┌──

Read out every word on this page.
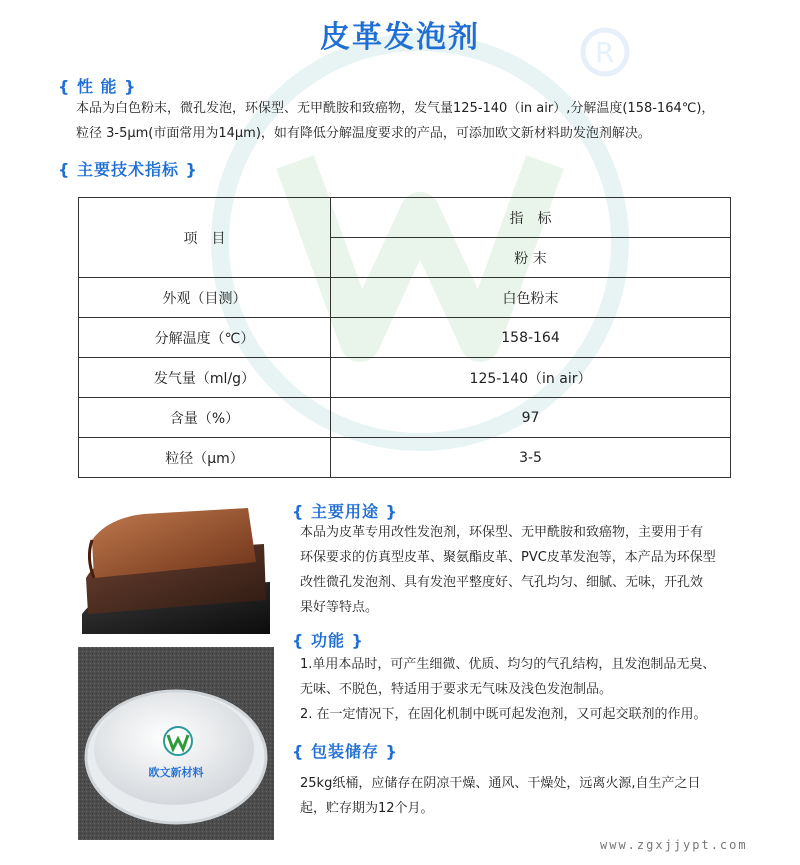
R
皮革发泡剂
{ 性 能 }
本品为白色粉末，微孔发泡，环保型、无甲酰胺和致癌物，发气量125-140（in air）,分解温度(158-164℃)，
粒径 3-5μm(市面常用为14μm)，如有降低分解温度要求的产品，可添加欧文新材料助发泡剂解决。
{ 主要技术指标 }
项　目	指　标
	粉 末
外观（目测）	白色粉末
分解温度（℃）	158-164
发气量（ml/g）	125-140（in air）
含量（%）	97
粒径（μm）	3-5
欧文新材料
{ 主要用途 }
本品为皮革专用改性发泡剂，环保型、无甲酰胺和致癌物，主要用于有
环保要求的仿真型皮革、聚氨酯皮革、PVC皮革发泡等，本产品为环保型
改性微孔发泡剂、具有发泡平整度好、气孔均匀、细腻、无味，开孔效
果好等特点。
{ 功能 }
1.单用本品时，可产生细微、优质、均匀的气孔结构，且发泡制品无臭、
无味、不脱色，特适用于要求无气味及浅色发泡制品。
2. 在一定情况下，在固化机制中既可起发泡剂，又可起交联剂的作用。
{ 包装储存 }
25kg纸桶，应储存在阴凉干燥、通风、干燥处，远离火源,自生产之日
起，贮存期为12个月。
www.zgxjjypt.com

└──
┌──

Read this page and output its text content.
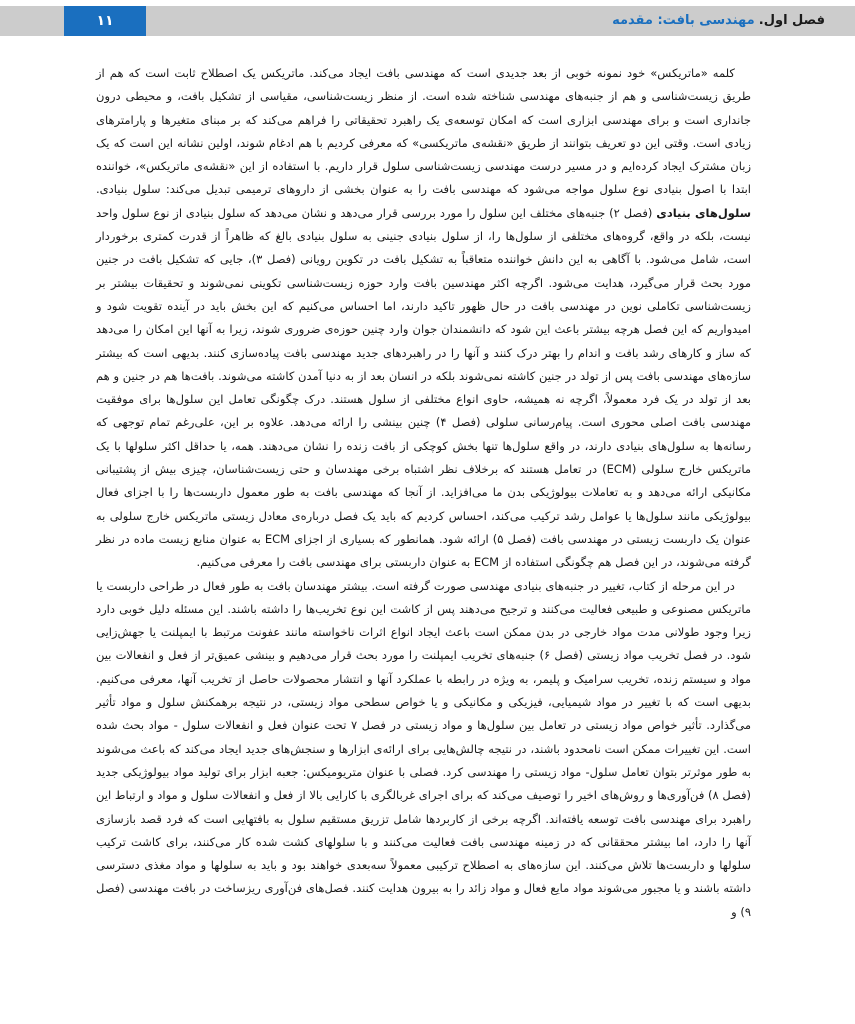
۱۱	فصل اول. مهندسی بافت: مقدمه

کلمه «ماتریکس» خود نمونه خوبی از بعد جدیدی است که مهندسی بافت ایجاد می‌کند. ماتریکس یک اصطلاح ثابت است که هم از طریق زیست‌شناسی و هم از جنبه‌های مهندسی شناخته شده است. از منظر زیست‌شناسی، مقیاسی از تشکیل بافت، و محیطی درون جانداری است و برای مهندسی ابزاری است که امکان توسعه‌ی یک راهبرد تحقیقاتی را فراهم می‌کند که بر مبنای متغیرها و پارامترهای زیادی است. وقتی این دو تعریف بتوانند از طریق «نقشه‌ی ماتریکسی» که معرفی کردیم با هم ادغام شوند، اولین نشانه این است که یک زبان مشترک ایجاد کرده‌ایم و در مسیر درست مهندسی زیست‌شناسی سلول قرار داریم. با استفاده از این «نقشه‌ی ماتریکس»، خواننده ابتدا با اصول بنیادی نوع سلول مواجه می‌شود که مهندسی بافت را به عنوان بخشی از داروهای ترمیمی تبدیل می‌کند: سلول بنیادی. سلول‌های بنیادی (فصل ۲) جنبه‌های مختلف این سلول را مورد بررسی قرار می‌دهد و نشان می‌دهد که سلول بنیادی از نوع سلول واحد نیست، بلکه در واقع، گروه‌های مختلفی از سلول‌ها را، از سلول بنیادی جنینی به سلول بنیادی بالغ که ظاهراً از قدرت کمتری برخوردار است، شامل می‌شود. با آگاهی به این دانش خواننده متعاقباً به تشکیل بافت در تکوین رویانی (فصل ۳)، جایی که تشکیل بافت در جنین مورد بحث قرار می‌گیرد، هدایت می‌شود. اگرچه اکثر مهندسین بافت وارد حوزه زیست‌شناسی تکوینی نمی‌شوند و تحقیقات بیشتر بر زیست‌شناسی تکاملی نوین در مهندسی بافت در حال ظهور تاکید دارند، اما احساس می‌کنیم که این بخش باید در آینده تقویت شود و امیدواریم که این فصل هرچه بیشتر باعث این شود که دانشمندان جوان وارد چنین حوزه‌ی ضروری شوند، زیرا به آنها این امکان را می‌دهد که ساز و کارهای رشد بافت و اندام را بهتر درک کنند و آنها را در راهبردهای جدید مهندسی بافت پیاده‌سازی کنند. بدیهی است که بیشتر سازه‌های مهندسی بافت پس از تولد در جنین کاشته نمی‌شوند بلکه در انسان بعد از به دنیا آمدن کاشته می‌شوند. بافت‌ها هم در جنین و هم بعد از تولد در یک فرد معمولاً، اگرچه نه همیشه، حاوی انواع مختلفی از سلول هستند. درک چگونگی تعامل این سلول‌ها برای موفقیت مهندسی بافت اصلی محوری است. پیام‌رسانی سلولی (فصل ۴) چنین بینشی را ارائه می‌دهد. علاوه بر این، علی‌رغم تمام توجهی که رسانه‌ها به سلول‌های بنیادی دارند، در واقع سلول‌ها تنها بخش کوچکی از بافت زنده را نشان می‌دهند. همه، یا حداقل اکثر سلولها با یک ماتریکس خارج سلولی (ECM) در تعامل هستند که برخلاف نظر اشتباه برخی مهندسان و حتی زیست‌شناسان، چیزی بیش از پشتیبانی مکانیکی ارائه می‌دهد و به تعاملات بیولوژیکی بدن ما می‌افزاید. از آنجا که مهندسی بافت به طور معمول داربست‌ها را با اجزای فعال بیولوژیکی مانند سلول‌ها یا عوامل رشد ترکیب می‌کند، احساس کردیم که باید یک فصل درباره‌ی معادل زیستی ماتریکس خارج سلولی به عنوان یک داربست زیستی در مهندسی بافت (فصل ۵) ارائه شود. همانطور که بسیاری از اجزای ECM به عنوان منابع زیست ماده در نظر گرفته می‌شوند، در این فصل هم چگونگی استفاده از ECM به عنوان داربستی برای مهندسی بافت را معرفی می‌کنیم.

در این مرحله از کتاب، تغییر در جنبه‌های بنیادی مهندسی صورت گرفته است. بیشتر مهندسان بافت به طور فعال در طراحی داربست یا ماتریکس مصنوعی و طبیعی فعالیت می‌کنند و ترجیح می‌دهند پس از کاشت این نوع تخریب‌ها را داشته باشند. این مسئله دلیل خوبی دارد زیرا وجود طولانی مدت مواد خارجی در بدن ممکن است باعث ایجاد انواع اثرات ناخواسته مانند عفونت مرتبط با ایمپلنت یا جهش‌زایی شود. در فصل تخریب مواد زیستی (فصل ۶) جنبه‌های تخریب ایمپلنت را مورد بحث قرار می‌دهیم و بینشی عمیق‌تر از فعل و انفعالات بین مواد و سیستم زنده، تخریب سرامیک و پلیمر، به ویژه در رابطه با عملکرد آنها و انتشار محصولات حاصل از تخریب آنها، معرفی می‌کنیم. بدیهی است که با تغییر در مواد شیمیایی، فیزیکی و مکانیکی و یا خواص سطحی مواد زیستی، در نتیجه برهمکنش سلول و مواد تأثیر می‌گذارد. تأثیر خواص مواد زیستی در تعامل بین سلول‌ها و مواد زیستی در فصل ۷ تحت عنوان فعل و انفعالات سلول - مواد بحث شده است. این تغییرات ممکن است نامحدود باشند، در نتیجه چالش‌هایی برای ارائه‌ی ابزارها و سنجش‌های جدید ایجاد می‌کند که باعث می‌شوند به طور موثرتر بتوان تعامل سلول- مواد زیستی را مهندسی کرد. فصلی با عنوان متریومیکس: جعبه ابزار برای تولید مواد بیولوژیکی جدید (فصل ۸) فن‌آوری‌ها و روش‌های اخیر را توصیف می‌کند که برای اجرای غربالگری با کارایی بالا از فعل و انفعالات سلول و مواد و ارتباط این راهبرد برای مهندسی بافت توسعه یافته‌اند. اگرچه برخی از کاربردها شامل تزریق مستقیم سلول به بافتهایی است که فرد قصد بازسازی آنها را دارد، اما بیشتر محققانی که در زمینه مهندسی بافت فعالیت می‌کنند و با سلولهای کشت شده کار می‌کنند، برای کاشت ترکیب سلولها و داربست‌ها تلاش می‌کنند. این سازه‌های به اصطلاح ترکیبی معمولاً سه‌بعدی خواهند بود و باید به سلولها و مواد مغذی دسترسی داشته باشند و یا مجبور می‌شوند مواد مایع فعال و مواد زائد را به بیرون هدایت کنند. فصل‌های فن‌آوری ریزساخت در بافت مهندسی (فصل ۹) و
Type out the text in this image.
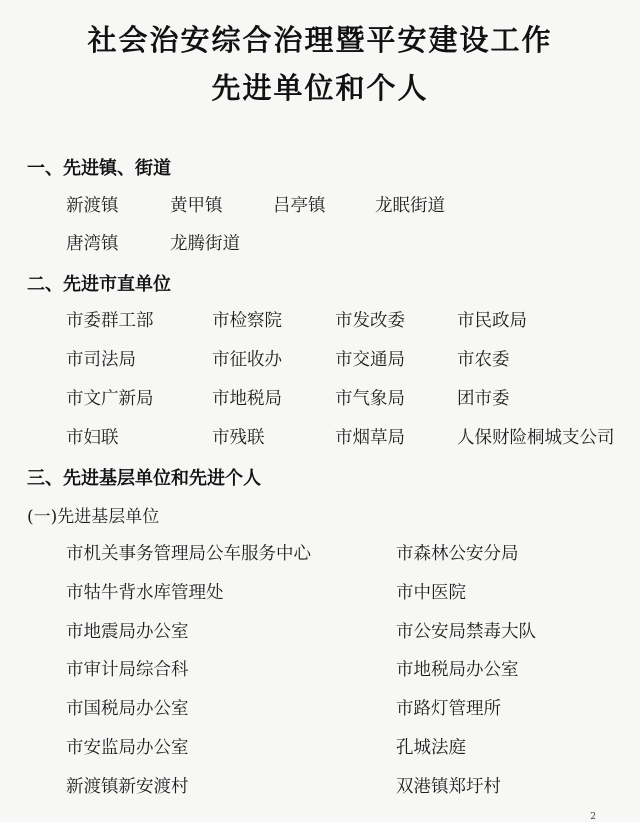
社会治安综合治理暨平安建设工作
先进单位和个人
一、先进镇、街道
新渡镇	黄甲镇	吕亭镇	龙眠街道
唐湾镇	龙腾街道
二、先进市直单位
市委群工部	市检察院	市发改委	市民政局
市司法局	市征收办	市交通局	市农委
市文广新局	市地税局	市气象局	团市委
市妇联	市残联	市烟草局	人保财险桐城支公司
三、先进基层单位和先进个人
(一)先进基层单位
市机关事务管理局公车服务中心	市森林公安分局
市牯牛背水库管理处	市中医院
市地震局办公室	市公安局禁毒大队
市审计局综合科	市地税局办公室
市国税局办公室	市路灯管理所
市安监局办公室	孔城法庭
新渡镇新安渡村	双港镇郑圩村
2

└──

WHAT THE TASK REQUIRES
Pick out, from the lines above, every one that contains the string "text".

RESPONSE TO THE TASK
Read this page and output its text content.
Type out the text in this image.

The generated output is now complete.